** Begin **
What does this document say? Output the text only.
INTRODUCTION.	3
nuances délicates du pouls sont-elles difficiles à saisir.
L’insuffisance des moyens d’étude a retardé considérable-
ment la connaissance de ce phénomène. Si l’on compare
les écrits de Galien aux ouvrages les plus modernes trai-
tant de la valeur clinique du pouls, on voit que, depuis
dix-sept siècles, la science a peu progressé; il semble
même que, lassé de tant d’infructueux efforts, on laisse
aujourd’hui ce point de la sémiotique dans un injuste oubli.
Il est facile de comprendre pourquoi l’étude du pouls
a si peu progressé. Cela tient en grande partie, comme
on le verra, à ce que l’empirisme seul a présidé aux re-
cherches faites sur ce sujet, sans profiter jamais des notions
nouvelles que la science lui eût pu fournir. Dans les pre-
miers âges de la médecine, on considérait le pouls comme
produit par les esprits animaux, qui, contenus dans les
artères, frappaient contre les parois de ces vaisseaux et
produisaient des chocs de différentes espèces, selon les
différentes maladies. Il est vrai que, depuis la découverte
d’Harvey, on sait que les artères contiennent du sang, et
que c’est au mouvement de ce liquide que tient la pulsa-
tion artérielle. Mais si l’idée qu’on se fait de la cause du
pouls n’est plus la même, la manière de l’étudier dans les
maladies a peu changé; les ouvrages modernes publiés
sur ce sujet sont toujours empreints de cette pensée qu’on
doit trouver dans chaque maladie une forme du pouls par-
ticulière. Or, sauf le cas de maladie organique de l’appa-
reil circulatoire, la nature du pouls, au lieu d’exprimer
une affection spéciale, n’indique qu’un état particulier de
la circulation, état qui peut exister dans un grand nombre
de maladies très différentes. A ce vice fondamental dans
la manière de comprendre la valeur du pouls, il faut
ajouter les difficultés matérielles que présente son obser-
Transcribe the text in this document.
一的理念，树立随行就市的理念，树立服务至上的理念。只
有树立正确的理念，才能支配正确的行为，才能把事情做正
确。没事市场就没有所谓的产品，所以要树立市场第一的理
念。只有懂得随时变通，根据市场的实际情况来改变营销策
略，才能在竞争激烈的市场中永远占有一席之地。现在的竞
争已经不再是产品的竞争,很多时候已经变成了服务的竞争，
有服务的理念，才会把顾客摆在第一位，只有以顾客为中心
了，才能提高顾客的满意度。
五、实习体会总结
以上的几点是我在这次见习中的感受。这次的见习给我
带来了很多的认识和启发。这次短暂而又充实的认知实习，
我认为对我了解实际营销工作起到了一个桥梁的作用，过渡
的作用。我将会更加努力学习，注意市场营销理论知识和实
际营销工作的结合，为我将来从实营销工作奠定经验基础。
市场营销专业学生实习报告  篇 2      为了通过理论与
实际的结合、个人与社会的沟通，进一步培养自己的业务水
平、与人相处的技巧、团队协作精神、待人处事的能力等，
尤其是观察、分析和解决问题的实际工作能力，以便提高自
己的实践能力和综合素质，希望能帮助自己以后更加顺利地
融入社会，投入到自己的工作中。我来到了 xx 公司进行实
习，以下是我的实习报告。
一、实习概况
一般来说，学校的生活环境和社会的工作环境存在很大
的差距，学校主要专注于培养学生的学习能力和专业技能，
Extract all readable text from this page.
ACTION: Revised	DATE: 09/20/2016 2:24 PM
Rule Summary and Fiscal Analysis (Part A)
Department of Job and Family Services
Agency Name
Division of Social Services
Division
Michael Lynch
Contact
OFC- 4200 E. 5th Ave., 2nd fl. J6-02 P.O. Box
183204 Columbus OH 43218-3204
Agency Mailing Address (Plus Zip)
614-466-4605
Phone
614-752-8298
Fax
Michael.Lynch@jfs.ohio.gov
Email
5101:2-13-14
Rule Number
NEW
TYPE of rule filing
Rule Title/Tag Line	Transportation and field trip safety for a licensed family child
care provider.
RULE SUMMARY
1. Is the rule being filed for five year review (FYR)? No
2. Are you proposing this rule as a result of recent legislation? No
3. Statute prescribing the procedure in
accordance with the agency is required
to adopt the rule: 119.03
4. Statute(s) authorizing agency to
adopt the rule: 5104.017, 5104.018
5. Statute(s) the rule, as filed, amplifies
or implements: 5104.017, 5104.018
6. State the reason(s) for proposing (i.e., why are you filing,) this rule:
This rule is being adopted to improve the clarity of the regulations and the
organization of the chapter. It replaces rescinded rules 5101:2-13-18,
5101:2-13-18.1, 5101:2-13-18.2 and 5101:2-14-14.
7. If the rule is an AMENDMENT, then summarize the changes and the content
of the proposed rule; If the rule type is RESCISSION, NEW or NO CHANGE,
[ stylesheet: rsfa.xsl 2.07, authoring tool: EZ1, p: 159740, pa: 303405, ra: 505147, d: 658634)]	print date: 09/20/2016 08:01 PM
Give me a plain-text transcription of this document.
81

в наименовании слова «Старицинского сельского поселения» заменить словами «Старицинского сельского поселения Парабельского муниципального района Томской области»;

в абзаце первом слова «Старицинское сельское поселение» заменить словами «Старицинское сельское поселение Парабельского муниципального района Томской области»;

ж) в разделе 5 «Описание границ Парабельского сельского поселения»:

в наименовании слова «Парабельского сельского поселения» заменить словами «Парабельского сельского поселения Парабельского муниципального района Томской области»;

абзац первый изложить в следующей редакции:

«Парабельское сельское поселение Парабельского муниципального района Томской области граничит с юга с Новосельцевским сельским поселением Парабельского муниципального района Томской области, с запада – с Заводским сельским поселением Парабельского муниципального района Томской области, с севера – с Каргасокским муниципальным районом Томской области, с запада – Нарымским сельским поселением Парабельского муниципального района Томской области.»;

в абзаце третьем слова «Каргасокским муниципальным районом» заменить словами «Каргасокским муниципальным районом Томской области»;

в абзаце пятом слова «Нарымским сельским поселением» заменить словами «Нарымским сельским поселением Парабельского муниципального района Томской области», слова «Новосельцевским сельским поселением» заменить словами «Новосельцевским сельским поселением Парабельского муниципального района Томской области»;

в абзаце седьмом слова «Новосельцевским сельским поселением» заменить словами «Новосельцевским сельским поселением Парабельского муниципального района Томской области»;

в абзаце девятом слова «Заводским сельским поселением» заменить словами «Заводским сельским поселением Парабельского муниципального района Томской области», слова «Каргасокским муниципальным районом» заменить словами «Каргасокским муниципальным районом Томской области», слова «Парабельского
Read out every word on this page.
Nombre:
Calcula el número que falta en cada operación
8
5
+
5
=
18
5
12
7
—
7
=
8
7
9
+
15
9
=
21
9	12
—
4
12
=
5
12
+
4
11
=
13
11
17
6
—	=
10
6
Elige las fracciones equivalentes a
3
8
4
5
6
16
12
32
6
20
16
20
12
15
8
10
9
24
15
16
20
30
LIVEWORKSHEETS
** End **
**TASK DESCRIPTION**
Copy every line of the records word for word.

**EXERCISE RESPONSE**
What does this document say? Output the text only.
INTRODUCTION.	3
nuances délicates du pouls sont-elles difficiles à saisir.
L’insuffisance des moyens d’étude a retardé considérable-
ment la connaissance de ce phénomène. Si l’on compare
les écrits de Galien aux ouvrages les plus modernes trai-
tant de la valeur clinique du pouls, on voit que, depuis
dix-sept siècles, la science a peu progressé; il semble
même que, lassé de tant d’infructueux efforts, on laisse
aujourd’hui ce point de la sémiotique dans un injuste oubli.
Il est facile de comprendre pourquoi l’étude du pouls
a si peu progressé. Cela tient en grande partie, comme
on le verra, à ce que l’empirisme seul a présidé aux re-
cherches faites sur ce sujet, sans profiter jamais des notions
nouvelles que la science lui eût pu fournir. Dans les pre-
miers âges de la médecine, on considérait le pouls comme
produit par les esprits animaux, qui, contenus dans les
artères, frappaient contre les parois de ces vaisseaux et
produisaient des chocs de différentes espèces, selon les
différentes maladies. Il est vrai que, depuis la découverte
d’Harvey, on sait que les artères contiennent du sang, et
que c’est au mouvement de ce liquide que tient la pulsa-
tion artérielle. Mais si l’idée qu’on se fait de la cause du
pouls n’est plus la même, la manière de l’étudier dans les
maladies a peu changé; les ouvrages modernes publiés
sur ce sujet sont toujours empreints de cette pensée qu’on
doit trouver dans chaque maladie une forme du pouls par-
ticulière. Or, sauf le cas de maladie organique de l’appa-
reil circulatoire, la nature du pouls, au lieu d’exprimer
une affection spéciale, n’indique qu’un état particulier de
la circulation, état qui peut exister dans un grand nombre
de maladies très différentes. A ce vice fondamental dans
la manière de comprendre la valeur du pouls, il faut
ajouter les difficultés matérielles que présente son obser-
Transcribe the text in this document.
一的理念，树立随行就市的理念，树立服务至上的理念。只
有树立正确的理念，才能支配正确的行为，才能把事情做正
确。没事市场就没有所谓的产品，所以要树立市场第一的理
念。只有懂得随时变通，根据市场的实际情况来改变营销策
略，才能在竞争激烈的市场中永远占有一席之地。现在的竞
争已经不再是产品的竞争,很多时候已经变成了服务的竞争，
有服务的理念，才会把顾客摆在第一位，只有以顾客为中心
了，才能提高顾客的满意度。
五、实习体会总结
以上的几点是我在这次见习中的感受。这次的见习给我
带来了很多的认识和启发。这次短暂而又充实的认知实习，
我认为对我了解实际营销工作起到了一个桥梁的作用，过渡
的作用。我将会更加努力学习，注意市场营销理论知识和实
际营销工作的结合，为我将来从实营销工作奠定经验基础。
市场营销专业学生实习报告  篇 2      为了通过理论与
实际的结合、个人与社会的沟通，进一步培养自己的业务水
平、与人相处的技巧、团队协作精神、待人处事的能力等，
尤其是观察、分析和解决问题的实际工作能力，以便提高自
己的实践能力和综合素质，希望能帮助自己以后更加顺利地
融入社会，投入到自己的工作中。我来到了 xx 公司进行实
习，以下是我的实习报告。
一、实习概况
一般来说，学校的生活环境和社会的工作环境存在很大
的差距，学校主要专注于培养学生的学习能力和专业技能，
Extract all readable text from this page.
ACTION: Revised	DATE: 09/20/2016 2:24 PM
Rule Summary and Fiscal Analysis (Part A)
Department of Job and Family Services
Agency Name
Division of Social Services
Division
Michael Lynch
Contact
OFC- 4200 E. 5th Ave., 2nd fl. J6-02 P.O. Box
183204 Columbus OH 43218-3204
Agency Mailing Address (Plus Zip)
614-466-4605
Phone
614-752-8298
Fax
Michael.Lynch@jfs.ohio.gov
Email
5101:2-13-14
Rule Number
NEW
TYPE of rule filing
Rule Title/Tag Line	Transportation and field trip safety for a licensed family child
care provider.
RULE SUMMARY
1. Is the rule being filed for five year review (FYR)? No
2. Are you proposing this rule as a result of recent legislation? No
3. Statute prescribing the procedure in
accordance with the agency is required
to adopt the rule: 119.03
4. Statute(s) authorizing agency to
adopt the rule: 5104.017, 5104.018
5. Statute(s) the rule, as filed, amplifies
or implements: 5104.017, 5104.018
6. State the reason(s) for proposing (i.e., why are you filing,) this rule:
This rule is being adopted to improve the clarity of the regulations and the
organization of the chapter. It replaces rescinded rules 5101:2-13-18,
5101:2-13-18.1, 5101:2-13-18.2 and 5101:2-14-14.
7. If the rule is an AMENDMENT, then summarize the changes and the content
of the proposed rule; If the rule type is RESCISSION, NEW or NO CHANGE,
[ stylesheet: rsfa.xsl 2.07, authoring tool: EZ1, p: 159740, pa: 303405, ra: 505147, d: 658634)]	print date: 09/20/2016 08:01 PM
Give me a plain-text transcription of this document.
81

в наименовании слова «Старицинского сельского поселения» заменить словами «Старицинского сельского поселения Парабельского муниципального района Томской области»;

в абзаце первом слова «Старицинское сельское поселение» заменить словами «Старицинское сельское поселение Парабельского муниципального района Томской области»;

ж) в разделе 5 «Описание границ Парабельского сельского поселения»:

в наименовании слова «Парабельского сельского поселения» заменить словами «Парабельского сельского поселения Парабельского муниципального района Томской области»;

абзац первый изложить в следующей редакции:

«Парабельское сельское поселение Парабельского муниципального района Томской области граничит с юга с Новосельцевским сельским поселением Парабельского муниципального района Томской области, с запада – с Заводским сельским поселением Парабельского муниципального района Томской области, с севера – с Каргасокским муниципальным районом Томской области, с запада – Нарымским сельским поселением Парабельского муниципального района Томской области.»;

в абзаце третьем слова «Каргасокским муниципальным районом» заменить словами «Каргасокским муниципальным районом Томской области»;

в абзаце пятом слова «Нарымским сельским поселением» заменить словами «Нарымским сельским поселением Парабельского муниципального района Томской области», слова «Новосельцевским сельским поселением» заменить словами «Новосельцевским сельским поселением Парабельского муниципального района Томской области»;

в абзаце седьмом слова «Новосельцевским сельским поселением» заменить словами «Новосельцевским сельским поселением Парабельского муниципального района Томской области»;

в абзаце девятом слова «Заводским сельским поселением» заменить словами «Заводским сельским поселением Парабельского муниципального района Томской области», слова «Каргасокским муниципальным районом» заменить словами «Каргасокским муниципальным районом Томской области», слова «Парабельского
Read out every word on this page.
Nombre:
Calcula el número que falta en cada operación
8
5
+
5
=
18
5
12
7
—
7
=
8
7
9
+
15
9
=
21
9	12
—
4
12
=
5
12
+
4
11
=
13
11
17
6
—	=
10
6
Elige las fracciones equivalentes a
3
8
4
5
6
16
12
32
6
20
16
20
12
15
8
10
9
24
15
16
20
30
LIVEWORKSHEETS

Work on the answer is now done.